Set task » Find every line in the records below that holds the word "name" and copy it.

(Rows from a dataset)
──────────────────────────────

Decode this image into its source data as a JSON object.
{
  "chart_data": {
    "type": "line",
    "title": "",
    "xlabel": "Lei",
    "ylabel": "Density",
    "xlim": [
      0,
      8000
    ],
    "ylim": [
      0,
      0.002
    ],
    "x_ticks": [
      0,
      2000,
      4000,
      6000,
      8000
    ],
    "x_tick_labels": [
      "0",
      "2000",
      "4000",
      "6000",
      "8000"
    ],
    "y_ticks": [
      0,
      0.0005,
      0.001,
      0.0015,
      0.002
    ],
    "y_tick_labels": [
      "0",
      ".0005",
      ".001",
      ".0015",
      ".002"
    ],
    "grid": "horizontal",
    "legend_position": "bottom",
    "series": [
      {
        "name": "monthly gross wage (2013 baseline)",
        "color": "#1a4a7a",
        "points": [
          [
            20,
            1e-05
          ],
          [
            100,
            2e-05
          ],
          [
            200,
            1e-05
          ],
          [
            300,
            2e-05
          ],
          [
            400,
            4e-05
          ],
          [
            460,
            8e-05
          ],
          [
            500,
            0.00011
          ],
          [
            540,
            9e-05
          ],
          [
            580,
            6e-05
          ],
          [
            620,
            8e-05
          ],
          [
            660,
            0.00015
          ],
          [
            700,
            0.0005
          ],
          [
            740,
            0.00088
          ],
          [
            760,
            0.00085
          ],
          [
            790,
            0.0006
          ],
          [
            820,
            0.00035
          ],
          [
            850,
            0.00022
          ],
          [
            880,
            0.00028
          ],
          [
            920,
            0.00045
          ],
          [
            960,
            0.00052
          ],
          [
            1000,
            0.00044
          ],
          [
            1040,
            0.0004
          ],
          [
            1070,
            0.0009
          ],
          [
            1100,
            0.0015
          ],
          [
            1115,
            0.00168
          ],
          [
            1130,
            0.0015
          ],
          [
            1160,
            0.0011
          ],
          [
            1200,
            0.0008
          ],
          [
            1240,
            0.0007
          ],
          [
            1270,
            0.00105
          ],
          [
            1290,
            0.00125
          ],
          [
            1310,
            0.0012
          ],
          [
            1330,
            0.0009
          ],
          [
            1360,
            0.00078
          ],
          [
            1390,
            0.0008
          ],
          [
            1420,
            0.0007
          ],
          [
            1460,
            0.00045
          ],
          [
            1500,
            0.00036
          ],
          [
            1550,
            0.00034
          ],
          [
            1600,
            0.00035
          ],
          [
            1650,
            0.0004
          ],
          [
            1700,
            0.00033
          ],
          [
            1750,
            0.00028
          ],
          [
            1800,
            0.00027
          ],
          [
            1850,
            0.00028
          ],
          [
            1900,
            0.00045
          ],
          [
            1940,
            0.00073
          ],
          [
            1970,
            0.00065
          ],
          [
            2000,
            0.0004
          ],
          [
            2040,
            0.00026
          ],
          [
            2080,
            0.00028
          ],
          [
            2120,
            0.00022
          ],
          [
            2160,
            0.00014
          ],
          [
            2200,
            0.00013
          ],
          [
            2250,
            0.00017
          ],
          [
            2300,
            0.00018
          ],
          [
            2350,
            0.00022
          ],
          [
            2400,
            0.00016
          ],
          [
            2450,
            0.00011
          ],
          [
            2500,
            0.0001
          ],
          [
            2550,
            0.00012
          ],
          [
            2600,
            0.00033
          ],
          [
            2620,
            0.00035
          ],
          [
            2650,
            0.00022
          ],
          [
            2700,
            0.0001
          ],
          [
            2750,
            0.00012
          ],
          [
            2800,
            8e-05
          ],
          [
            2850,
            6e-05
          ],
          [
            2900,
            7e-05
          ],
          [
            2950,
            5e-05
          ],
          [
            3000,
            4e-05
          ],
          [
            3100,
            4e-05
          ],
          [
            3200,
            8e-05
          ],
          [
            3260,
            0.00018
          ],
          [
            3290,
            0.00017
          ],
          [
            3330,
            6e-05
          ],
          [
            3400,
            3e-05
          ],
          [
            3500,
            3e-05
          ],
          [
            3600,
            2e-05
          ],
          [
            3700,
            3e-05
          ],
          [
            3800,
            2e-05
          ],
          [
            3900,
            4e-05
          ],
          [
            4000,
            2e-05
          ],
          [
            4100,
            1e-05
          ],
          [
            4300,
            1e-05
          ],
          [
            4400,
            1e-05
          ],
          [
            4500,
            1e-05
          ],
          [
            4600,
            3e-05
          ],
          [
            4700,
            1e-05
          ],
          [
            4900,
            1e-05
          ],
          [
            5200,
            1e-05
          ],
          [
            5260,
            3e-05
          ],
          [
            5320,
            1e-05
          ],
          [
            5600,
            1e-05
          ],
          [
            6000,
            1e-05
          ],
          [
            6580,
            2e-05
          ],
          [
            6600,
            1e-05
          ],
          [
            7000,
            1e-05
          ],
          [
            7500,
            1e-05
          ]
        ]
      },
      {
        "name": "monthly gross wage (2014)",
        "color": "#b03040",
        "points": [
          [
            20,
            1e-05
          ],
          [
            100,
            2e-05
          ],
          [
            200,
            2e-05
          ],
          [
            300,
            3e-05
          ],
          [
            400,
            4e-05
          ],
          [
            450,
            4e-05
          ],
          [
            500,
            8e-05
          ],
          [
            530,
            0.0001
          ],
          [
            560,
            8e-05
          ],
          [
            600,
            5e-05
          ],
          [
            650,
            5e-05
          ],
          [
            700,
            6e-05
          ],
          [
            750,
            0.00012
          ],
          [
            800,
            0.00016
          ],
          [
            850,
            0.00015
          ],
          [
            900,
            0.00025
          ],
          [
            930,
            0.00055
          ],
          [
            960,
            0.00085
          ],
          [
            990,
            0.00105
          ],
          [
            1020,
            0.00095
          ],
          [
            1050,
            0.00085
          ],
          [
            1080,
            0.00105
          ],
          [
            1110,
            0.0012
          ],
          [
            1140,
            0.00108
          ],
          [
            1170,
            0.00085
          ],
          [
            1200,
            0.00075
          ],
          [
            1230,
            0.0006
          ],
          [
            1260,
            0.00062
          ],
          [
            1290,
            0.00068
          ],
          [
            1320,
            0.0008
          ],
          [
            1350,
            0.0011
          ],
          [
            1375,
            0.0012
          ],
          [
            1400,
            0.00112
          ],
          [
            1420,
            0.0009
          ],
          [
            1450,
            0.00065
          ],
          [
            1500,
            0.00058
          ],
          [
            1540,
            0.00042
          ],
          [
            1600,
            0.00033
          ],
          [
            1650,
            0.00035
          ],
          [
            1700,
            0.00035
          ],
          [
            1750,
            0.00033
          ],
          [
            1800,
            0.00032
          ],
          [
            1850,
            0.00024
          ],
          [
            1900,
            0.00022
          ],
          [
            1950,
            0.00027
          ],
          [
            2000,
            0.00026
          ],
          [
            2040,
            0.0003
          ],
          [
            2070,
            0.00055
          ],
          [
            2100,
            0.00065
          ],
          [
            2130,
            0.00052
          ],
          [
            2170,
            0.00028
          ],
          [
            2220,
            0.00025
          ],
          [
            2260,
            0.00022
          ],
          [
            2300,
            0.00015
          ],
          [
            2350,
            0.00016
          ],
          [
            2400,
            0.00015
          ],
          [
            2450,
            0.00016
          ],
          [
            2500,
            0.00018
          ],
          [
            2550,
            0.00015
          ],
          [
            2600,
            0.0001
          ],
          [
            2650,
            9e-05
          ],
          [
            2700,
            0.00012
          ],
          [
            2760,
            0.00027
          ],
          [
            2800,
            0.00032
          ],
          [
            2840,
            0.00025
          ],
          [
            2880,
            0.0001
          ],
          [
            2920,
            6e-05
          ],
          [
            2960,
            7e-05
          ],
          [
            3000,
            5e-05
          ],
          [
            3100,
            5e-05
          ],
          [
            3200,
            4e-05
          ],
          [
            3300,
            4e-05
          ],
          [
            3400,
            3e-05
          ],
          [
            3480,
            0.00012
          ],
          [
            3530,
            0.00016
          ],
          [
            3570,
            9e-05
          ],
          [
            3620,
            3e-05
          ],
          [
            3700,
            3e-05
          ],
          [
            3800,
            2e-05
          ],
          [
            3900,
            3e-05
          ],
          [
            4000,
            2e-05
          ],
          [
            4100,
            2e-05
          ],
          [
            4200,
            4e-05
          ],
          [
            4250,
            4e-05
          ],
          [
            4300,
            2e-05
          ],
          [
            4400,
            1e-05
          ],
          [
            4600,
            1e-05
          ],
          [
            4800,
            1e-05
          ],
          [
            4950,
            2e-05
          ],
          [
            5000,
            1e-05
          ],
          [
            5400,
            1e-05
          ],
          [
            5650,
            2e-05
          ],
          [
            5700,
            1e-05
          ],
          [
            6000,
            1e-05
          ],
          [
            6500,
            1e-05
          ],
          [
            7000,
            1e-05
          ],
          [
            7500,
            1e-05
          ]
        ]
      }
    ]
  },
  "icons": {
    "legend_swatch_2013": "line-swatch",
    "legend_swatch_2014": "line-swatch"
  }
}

──────────────────────────────

Response to the exercise »
        "name": "monthly gross wage (2013 baseline)",
        "name": "monthly gross wage (2014)",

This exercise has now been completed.